> **Written request**
Within the data that follows, how many lines carry the string "пятью"? Give the number alone.

Recorded data:
# # # #

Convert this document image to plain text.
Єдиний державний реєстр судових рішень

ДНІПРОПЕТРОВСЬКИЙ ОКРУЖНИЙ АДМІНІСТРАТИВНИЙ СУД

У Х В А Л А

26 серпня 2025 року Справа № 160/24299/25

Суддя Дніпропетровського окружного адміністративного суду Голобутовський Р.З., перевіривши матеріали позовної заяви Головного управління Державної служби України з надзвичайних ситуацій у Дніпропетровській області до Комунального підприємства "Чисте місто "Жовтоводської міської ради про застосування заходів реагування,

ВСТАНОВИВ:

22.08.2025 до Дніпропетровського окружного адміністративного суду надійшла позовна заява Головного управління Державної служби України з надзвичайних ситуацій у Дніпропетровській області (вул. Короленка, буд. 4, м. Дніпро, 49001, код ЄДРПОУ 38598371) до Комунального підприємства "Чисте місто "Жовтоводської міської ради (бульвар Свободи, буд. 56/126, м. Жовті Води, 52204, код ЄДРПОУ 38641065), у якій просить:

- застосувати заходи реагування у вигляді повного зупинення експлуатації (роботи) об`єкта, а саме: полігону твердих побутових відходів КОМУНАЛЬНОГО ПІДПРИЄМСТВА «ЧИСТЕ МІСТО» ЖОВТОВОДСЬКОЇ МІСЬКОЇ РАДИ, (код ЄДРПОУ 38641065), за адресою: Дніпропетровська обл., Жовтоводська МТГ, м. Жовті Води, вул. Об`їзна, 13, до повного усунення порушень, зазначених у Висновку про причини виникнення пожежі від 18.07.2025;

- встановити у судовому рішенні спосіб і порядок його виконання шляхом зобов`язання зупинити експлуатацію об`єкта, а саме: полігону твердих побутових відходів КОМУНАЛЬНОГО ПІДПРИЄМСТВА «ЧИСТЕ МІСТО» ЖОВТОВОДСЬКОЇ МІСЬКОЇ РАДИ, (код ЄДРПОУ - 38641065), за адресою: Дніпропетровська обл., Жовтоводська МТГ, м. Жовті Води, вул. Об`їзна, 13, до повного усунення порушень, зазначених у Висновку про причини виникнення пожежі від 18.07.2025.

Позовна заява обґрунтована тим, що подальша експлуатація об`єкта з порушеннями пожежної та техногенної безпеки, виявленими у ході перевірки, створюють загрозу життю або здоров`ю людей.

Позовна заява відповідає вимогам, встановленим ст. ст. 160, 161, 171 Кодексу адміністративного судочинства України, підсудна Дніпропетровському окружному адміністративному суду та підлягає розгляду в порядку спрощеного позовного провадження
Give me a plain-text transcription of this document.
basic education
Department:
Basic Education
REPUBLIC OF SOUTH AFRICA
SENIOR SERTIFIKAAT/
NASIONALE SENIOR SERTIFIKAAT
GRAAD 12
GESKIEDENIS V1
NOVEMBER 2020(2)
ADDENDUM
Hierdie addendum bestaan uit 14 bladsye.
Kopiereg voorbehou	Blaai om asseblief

# # # #

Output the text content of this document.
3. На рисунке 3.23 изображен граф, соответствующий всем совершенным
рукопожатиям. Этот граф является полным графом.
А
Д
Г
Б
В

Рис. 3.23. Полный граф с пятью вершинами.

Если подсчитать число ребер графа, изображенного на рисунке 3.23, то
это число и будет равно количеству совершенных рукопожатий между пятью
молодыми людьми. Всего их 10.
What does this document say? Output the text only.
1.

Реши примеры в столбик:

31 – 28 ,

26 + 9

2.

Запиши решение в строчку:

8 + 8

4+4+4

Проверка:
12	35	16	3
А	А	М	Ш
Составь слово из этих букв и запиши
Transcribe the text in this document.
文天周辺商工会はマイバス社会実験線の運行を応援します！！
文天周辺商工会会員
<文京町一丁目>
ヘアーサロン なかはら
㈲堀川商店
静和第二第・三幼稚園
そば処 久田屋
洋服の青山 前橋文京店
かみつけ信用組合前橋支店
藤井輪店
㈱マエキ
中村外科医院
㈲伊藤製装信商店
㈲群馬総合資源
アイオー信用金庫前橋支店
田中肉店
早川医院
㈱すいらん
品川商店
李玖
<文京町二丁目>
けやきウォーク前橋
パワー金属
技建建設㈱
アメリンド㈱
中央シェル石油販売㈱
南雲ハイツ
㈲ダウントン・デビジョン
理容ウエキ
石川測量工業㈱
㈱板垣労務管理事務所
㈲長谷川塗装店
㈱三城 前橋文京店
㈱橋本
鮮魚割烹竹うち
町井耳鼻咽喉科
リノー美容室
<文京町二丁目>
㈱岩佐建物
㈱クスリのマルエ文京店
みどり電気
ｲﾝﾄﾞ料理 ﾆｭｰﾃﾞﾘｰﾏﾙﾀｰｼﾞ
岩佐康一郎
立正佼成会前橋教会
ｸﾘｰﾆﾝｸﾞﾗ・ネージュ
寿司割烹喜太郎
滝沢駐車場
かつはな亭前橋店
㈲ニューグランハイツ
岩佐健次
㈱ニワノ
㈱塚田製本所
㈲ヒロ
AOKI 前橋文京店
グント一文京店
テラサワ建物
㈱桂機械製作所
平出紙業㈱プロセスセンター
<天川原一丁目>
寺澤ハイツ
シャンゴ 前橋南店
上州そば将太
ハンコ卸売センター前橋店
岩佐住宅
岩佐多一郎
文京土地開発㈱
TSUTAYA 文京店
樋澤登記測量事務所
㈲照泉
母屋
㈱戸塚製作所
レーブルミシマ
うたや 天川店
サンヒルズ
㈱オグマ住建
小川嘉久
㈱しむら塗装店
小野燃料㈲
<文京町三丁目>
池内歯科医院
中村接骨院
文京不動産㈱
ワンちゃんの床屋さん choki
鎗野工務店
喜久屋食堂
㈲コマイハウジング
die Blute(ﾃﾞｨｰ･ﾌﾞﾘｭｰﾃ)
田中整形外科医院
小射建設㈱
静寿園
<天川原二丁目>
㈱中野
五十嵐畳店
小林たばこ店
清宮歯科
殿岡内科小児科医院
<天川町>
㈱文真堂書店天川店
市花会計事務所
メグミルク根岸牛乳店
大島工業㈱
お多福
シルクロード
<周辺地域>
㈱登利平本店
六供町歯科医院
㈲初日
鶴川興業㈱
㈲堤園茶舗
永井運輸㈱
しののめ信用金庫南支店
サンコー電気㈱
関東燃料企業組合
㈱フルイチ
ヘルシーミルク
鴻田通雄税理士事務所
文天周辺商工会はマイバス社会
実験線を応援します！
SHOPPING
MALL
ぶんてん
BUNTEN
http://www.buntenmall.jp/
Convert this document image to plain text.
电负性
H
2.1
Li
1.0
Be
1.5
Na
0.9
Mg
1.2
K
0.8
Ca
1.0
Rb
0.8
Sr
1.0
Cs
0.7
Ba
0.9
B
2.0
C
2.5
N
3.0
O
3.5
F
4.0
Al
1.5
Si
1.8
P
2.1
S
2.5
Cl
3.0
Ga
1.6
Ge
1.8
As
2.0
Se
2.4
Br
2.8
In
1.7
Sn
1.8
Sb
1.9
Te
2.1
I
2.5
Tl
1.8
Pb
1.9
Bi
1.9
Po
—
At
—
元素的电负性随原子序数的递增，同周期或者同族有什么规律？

# # # #

> **Full solution**
2